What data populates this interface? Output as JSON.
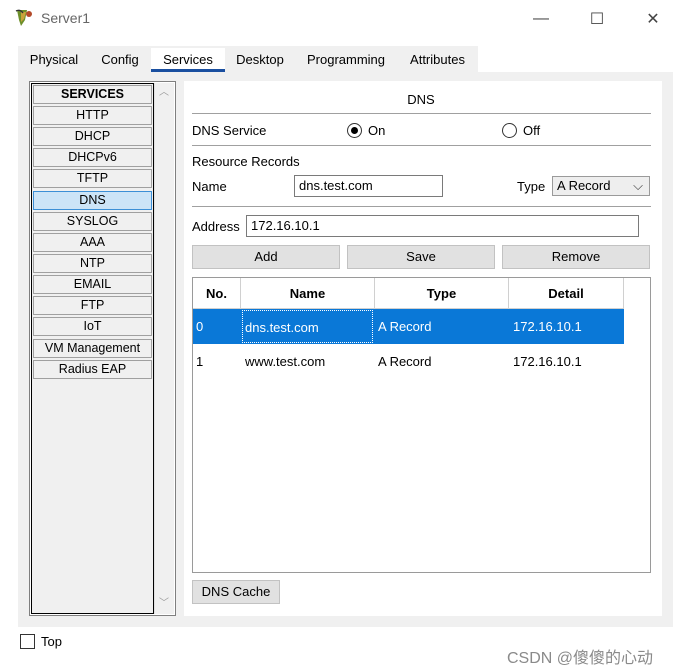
{
  "window": {
    "title": "Server1",
    "controls": {
      "minimize": "—",
      "maximize": "☐",
      "close": "✕"
    }
  },
  "tabs": [
    {
      "label": "Physical",
      "active": false
    },
    {
      "label": "Config",
      "active": false
    },
    {
      "label": "Services",
      "active": true
    },
    {
      "label": "Desktop",
      "active": false
    },
    {
      "label": "Programming",
      "active": false
    },
    {
      "label": "Attributes",
      "active": false
    }
  ],
  "sidebar": {
    "header": "SERVICES",
    "items": [
      "HTTP",
      "DHCP",
      "DHCPv6",
      "TFTP",
      "DNS",
      "SYSLOG",
      "AAA",
      "NTP",
      "EMAIL",
      "FTP",
      "IoT",
      "VM Management",
      "Radius EAP"
    ],
    "selected": "DNS"
  },
  "dns": {
    "section_title": "DNS",
    "service_label": "DNS Service",
    "on_label": "On",
    "off_label": "Off",
    "service_state": "On",
    "records_label": "Resource Records",
    "name_label": "Name",
    "name_value": "dns.test.com",
    "type_label": "Type",
    "type_value": "A Record",
    "address_label": "Address",
    "address_value": "172.16.10.1",
    "buttons": {
      "add": "Add",
      "save": "Save",
      "remove": "Remove"
    },
    "table": {
      "headers": [
        "No.",
        "Name",
        "Type",
        "Detail"
      ],
      "rows": [
        [
          "0",
          "dns.test.com",
          "A Record",
          "172.16.10.1"
        ],
        [
          "1",
          "www.test.com",
          "A Record",
          "172.16.10.1"
        ]
      ],
      "selected_row": 0
    },
    "cache_button": "DNS Cache"
  },
  "footer": {
    "top_label": "Top",
    "top_checked": false,
    "watermark": "CSDN @傻傻的心动"
  },
  "colors": {
    "selection": "#0a78d7",
    "tab_underline": "#1a4fa0",
    "panel_bg": "#f0f0f0"
  }
}
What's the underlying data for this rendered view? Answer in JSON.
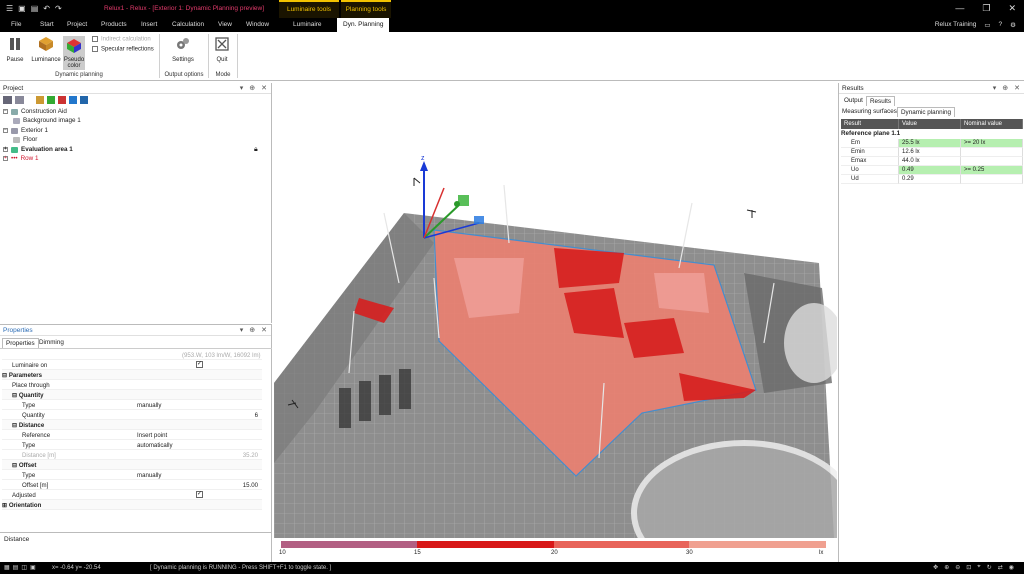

• **What you have to do**:
Check every line of the data above for the string "JSON", and copy those that have it.

• **Task result**:
What data populates this interface? Output as JSON.
What's the underlying data for this rendered view? Answer in JSON.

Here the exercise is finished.